Stored data
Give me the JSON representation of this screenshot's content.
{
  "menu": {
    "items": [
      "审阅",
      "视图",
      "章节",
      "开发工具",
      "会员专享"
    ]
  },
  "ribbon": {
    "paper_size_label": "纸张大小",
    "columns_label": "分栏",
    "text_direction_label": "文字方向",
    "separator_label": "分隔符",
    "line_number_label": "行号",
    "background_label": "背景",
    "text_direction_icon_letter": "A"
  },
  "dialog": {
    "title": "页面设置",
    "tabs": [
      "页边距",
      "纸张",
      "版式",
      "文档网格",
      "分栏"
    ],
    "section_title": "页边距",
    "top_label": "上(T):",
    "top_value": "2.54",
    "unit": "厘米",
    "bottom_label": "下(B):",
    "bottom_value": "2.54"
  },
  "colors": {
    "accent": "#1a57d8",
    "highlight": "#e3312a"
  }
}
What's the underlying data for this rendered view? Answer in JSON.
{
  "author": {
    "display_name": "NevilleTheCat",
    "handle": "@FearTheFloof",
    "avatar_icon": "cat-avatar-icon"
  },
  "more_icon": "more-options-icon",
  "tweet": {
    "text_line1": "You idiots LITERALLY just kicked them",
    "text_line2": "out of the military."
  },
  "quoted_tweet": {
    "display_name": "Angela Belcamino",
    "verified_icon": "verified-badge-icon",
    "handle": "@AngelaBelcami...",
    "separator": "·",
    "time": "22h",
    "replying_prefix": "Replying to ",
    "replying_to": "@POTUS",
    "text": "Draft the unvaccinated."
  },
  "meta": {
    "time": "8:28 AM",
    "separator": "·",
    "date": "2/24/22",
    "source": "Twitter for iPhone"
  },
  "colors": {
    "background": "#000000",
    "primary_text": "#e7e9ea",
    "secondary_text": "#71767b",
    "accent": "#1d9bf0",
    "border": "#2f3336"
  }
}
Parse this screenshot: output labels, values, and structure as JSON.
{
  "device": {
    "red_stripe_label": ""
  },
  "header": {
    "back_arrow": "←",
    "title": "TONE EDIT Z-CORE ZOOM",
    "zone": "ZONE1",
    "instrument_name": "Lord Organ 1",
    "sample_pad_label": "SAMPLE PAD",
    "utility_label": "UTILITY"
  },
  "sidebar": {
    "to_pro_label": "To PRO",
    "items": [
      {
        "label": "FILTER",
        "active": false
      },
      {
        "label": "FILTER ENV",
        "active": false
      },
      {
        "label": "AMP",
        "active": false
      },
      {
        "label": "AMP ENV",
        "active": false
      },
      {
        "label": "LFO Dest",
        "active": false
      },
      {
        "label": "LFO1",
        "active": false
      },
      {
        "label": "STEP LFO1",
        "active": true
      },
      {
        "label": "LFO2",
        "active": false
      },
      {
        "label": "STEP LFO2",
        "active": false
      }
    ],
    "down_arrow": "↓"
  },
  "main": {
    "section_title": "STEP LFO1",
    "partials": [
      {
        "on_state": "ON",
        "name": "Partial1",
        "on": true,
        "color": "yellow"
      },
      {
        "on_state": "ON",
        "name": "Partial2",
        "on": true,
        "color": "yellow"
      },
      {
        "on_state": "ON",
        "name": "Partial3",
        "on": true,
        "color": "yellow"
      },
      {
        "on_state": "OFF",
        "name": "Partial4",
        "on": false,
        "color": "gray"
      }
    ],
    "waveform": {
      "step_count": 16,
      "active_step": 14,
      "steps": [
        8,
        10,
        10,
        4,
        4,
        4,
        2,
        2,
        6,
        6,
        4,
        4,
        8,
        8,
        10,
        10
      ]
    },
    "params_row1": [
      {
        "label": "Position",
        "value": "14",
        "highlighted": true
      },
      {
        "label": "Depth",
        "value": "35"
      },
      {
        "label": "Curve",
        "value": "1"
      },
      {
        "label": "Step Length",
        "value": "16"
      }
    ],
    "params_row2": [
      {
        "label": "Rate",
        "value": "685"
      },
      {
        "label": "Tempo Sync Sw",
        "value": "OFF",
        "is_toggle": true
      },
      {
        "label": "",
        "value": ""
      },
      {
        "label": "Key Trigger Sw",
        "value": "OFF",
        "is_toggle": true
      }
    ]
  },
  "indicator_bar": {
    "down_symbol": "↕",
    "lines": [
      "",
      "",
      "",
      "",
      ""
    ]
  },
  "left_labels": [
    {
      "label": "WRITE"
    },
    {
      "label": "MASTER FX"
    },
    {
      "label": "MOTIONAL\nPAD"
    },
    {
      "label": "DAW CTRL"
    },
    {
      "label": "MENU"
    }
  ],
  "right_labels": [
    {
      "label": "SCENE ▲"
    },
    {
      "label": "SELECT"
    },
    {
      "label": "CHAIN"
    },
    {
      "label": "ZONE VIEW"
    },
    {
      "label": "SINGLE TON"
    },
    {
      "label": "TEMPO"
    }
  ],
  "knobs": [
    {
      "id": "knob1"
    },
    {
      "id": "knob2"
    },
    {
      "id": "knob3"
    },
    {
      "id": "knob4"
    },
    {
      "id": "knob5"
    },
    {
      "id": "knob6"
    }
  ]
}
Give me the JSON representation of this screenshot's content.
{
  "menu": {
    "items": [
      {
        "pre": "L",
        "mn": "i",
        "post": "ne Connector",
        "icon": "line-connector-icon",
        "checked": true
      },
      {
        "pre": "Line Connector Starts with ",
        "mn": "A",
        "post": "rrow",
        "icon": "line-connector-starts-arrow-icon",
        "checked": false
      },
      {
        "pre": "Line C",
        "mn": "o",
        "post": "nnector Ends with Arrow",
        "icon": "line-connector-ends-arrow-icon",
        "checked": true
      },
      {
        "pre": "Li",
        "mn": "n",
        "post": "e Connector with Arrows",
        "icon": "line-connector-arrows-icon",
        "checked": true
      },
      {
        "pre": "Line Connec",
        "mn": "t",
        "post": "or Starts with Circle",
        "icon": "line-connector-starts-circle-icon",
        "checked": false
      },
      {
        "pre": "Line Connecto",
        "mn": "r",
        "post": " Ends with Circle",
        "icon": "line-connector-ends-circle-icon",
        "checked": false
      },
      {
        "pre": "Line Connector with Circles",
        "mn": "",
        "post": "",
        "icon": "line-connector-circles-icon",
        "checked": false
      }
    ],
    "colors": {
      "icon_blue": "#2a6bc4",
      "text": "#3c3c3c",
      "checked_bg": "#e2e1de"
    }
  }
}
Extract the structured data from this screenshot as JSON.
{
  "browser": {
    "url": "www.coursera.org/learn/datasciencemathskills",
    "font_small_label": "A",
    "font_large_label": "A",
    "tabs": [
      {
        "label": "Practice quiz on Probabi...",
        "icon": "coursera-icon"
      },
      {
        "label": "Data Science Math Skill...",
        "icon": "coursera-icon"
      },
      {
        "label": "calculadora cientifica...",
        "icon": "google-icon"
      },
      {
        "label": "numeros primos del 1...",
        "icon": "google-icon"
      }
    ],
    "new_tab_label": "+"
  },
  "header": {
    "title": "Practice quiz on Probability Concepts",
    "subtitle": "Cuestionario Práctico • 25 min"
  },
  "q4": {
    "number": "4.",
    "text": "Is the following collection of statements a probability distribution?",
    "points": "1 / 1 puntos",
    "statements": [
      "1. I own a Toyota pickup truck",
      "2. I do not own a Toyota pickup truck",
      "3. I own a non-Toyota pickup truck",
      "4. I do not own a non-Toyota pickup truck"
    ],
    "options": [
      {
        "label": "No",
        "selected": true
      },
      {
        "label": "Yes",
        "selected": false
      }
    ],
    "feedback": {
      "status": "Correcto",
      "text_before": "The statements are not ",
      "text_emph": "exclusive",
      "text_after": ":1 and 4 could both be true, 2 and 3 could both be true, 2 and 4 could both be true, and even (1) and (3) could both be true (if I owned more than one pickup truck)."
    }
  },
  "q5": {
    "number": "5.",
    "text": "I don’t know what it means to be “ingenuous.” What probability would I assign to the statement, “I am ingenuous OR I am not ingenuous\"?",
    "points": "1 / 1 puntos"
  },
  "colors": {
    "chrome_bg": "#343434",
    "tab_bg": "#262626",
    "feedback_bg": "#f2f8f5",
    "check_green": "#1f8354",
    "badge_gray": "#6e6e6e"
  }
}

Exercise:
Copy out the lines that hold "pickup".

Exercise result:
      "1. I own a Toyota pickup truck",
      "2. I do not own a Toyota pickup truck",
      "3. I own a non-Toyota pickup truck",
      "4. I do not own a non-Toyota pickup truck"
      "text_after": ":1 and 4 could both be true, 2 and 3 could both be true, 2 and 4 could both be true, and even (1) and (3) could both be true (if I owned more than one pickup truck)."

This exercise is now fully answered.